[Region boundary data]

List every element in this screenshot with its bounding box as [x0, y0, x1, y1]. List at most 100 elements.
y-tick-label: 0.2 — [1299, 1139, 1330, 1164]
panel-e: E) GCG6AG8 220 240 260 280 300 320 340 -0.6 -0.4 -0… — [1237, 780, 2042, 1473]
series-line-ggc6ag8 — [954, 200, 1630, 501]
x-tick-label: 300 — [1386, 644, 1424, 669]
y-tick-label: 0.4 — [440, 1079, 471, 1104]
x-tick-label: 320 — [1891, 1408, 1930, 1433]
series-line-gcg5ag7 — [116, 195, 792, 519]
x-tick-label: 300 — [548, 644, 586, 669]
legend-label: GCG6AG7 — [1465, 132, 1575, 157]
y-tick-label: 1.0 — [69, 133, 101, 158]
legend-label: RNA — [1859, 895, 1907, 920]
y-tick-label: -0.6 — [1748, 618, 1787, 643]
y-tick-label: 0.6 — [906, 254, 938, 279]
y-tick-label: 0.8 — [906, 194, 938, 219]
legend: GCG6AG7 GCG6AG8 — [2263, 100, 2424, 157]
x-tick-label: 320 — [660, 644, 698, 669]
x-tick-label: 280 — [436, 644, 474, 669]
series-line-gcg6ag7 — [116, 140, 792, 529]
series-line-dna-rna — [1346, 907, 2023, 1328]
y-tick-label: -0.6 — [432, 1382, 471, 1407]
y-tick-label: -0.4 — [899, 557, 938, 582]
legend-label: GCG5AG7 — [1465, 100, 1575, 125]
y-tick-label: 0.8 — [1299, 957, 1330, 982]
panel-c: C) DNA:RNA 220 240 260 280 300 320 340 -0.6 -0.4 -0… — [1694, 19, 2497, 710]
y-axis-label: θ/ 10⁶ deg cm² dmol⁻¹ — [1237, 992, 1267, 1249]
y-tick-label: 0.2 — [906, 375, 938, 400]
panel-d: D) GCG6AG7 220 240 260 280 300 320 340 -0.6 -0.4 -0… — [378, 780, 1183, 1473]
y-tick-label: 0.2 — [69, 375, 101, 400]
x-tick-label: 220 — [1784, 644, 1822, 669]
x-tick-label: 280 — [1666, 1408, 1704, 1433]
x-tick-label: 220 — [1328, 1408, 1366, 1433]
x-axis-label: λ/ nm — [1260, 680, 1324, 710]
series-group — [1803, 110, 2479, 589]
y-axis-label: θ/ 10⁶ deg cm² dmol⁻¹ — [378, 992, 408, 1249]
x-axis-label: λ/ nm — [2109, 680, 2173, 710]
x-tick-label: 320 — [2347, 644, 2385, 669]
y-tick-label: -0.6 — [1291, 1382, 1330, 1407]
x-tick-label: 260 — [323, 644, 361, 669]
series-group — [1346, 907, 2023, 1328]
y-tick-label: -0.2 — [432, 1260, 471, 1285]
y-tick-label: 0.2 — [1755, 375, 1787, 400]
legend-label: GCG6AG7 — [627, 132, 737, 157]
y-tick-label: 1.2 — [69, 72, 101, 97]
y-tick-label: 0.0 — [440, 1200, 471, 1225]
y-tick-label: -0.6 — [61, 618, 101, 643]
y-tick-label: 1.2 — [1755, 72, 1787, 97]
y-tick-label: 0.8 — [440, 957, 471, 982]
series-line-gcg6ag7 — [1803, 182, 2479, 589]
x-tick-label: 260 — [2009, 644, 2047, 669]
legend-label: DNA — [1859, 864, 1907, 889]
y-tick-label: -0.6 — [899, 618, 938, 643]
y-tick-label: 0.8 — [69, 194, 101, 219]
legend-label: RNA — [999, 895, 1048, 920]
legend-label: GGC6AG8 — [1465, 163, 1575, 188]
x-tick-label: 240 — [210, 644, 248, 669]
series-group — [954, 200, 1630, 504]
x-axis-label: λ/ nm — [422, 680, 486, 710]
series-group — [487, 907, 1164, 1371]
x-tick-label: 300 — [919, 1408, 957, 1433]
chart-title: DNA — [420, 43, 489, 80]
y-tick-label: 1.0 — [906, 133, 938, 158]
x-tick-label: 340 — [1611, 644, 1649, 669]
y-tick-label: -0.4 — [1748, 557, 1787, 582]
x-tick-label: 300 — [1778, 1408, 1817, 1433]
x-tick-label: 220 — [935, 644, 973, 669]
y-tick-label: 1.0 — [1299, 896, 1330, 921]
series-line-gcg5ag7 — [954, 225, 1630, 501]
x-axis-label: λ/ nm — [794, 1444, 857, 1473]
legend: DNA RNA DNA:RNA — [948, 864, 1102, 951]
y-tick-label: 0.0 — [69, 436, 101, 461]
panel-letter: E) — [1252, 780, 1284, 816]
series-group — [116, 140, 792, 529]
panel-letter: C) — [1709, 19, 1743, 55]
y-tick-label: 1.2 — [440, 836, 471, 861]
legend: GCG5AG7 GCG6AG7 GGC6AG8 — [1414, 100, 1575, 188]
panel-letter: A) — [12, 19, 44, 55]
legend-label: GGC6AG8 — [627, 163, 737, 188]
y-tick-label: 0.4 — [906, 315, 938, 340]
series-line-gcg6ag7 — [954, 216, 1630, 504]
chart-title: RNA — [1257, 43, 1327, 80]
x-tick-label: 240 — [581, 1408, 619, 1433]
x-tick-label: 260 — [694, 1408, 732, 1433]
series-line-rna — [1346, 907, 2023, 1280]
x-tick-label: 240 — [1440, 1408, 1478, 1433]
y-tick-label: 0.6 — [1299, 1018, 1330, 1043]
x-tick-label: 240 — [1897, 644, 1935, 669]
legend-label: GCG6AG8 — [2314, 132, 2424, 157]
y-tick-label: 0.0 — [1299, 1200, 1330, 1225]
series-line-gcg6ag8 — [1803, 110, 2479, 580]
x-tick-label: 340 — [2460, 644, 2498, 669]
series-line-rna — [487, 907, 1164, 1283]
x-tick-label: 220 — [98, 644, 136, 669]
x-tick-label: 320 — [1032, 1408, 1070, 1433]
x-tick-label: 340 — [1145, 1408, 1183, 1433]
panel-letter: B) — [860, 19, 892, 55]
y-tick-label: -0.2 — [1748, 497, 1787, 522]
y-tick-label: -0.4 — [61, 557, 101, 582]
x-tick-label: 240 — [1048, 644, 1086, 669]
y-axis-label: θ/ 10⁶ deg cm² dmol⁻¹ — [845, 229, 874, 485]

Problem details. Retype every line of the region boundary data above character for character.

Correct response.
List every element in this screenshot with its bounding box as [x0, y0, x1, y1]. List at most 100 elements.
y-tick-label: 0.2 — [1299, 1139, 1330, 1164]
panel-e: E) GCG6AG8 220 240 260 280 300 320 340 -0.6 -0.4 -0… — [1237, 780, 2042, 1473]
series-line-ggc6ag8 — [954, 200, 1630, 501]
x-tick-label: 300 — [1386, 644, 1424, 669]
y-tick-label: 0.4 — [440, 1079, 471, 1104]
x-tick-label: 320 — [1891, 1408, 1930, 1433]
series-line-gcg5ag7 — [116, 195, 792, 519]
x-tick-label: 300 — [548, 644, 586, 669]
legend-label: GCG6AG7 — [1465, 132, 1575, 157]
y-tick-label: 1.0 — [69, 133, 101, 158]
legend-label: RNA — [1859, 895, 1907, 920]
y-tick-label: -0.6 — [1748, 618, 1787, 643]
y-tick-label: 0.6 — [906, 254, 938, 279]
y-tick-label: 0.8 — [906, 194, 938, 219]
legend: GCG6AG7 GCG6AG8 — [2263, 100, 2424, 157]
x-tick-label: 320 — [660, 644, 698, 669]
x-tick-label: 280 — [436, 644, 474, 669]
series-line-gcg6ag7 — [116, 140, 792, 529]
series-line-dna-rna — [1346, 907, 2023, 1328]
y-tick-label: -0.6 — [432, 1382, 471, 1407]
y-tick-label: -0.4 — [899, 557, 938, 582]
legend-label: GCG5AG7 — [1465, 100, 1575, 125]
y-tick-label: 0.8 — [1299, 957, 1330, 982]
panel-c: C) DNA:RNA 220 240 260 280 300 320 340 -0.6 -0.4 -0… — [1694, 19, 2497, 710]
y-axis-label: θ/ 10⁶ deg cm² dmol⁻¹ — [1237, 992, 1267, 1249]
y-tick-label: 0.2 — [906, 375, 938, 400]
panel-d: D) GCG6AG7 220 240 260 280 300 320 340 -0.6 -0.4 -0… — [378, 780, 1183, 1473]
y-tick-label: 0.2 — [69, 375, 101, 400]
x-tick-label: 220 — [1784, 644, 1822, 669]
x-tick-label: 280 — [1666, 1408, 1704, 1433]
x-tick-label: 220 — [1328, 1408, 1366, 1433]
x-axis-label: λ/ nm — [1260, 680, 1324, 710]
series-group — [1803, 110, 2479, 589]
y-axis-label: θ/ 10⁶ deg cm² dmol⁻¹ — [378, 992, 408, 1249]
x-axis-label: λ/ nm — [2109, 680, 2173, 710]
x-tick-label: 320 — [2347, 644, 2385, 669]
y-tick-label: -0.6 — [1291, 1382, 1330, 1407]
x-tick-label: 260 — [323, 644, 361, 669]
series-group — [1346, 907, 2023, 1328]
y-tick-label: -0.2 — [432, 1260, 471, 1285]
y-tick-label: 0.2 — [1755, 375, 1787, 400]
legend-label: GCG6AG7 — [627, 132, 737, 157]
y-tick-label: 1.2 — [69, 72, 101, 97]
y-tick-label: 0.0 — [440, 1200, 471, 1225]
y-tick-label: -0.6 — [61, 618, 101, 643]
y-tick-label: 1.2 — [1755, 72, 1787, 97]
y-tick-label: 0.8 — [440, 957, 471, 982]
series-line-gcg6ag7 — [1803, 182, 2479, 589]
x-tick-label: 260 — [2009, 644, 2047, 669]
legend-label: DNA — [1859, 864, 1907, 889]
y-tick-label: -0.6 — [899, 618, 938, 643]
y-tick-label: 0.8 — [69, 194, 101, 219]
legend-label: RNA — [999, 895, 1048, 920]
legend-label: GGC6AG8 — [1465, 163, 1575, 188]
x-tick-label: 240 — [210, 644, 248, 669]
series-group — [954, 200, 1630, 504]
x-axis-label: λ/ nm — [422, 680, 486, 710]
series-group — [487, 907, 1164, 1371]
x-tick-label: 300 — [919, 1408, 957, 1433]
chart-title: DNA — [420, 43, 489, 80]
y-tick-label: 1.0 — [906, 133, 938, 158]
x-tick-label: 340 — [1611, 644, 1649, 669]
y-tick-label: -0.4 — [1748, 557, 1787, 582]
x-tick-label: 300 — [1778, 1408, 1817, 1433]
x-tick-label: 220 — [935, 644, 973, 669]
y-tick-label: 1.0 — [1299, 896, 1330, 921]
series-line-gcg5ag7 — [954, 225, 1630, 501]
x-axis-label: λ/ nm — [794, 1444, 857, 1473]
legend: DNA RNA DNA:RNA — [948, 864, 1102, 951]
y-tick-label: 0.0 — [69, 436, 101, 461]
panel-letter: E) — [1252, 780, 1284, 816]
series-group — [116, 140, 792, 529]
panel-letter: C) — [1709, 19, 1743, 55]
y-tick-label: 1.2 — [440, 836, 471, 861]
legend: GCG5AG7 GCG6AG7 GGC6AG8 — [1414, 100, 1575, 188]
panel-letter: A) — [12, 19, 44, 55]
legend-label: GGC6AG8 — [627, 163, 737, 188]
y-tick-label: 0.4 — [906, 315, 938, 340]
series-line-gcg6ag7 — [954, 216, 1630, 504]
chart-title: RNA — [1257, 43, 1327, 80]
x-tick-label: 240 — [581, 1408, 619, 1433]
x-tick-label: 260 — [694, 1408, 732, 1433]
series-line-rna — [1346, 907, 2023, 1280]
x-tick-label: 240 — [1440, 1408, 1478, 1433]
y-tick-label: 0.6 — [1299, 1018, 1330, 1043]
x-tick-label: 240 — [1897, 644, 1935, 669]
legend-label: GCG6AG8 — [2314, 132, 2424, 157]
y-tick-label: 0.0 — [1299, 1200, 1330, 1225]
series-line-gcg6ag8 — [1803, 110, 2479, 580]
x-tick-label: 340 — [2460, 644, 2498, 669]
series-line-rna — [487, 907, 1164, 1283]
x-tick-label: 220 — [98, 644, 136, 669]
x-tick-label: 320 — [1032, 1408, 1070, 1433]
x-tick-label: 340 — [1145, 1408, 1183, 1433]
panel-letter: B) — [860, 19, 892, 55]
y-tick-label: -0.2 — [1748, 497, 1787, 522]
y-tick-label: -0.4 — [61, 557, 101, 582]
x-tick-label: 240 — [1048, 644, 1086, 669]
y-axis-label: θ/ 10⁶ deg cm² dmol⁻¹ — [845, 229, 874, 485]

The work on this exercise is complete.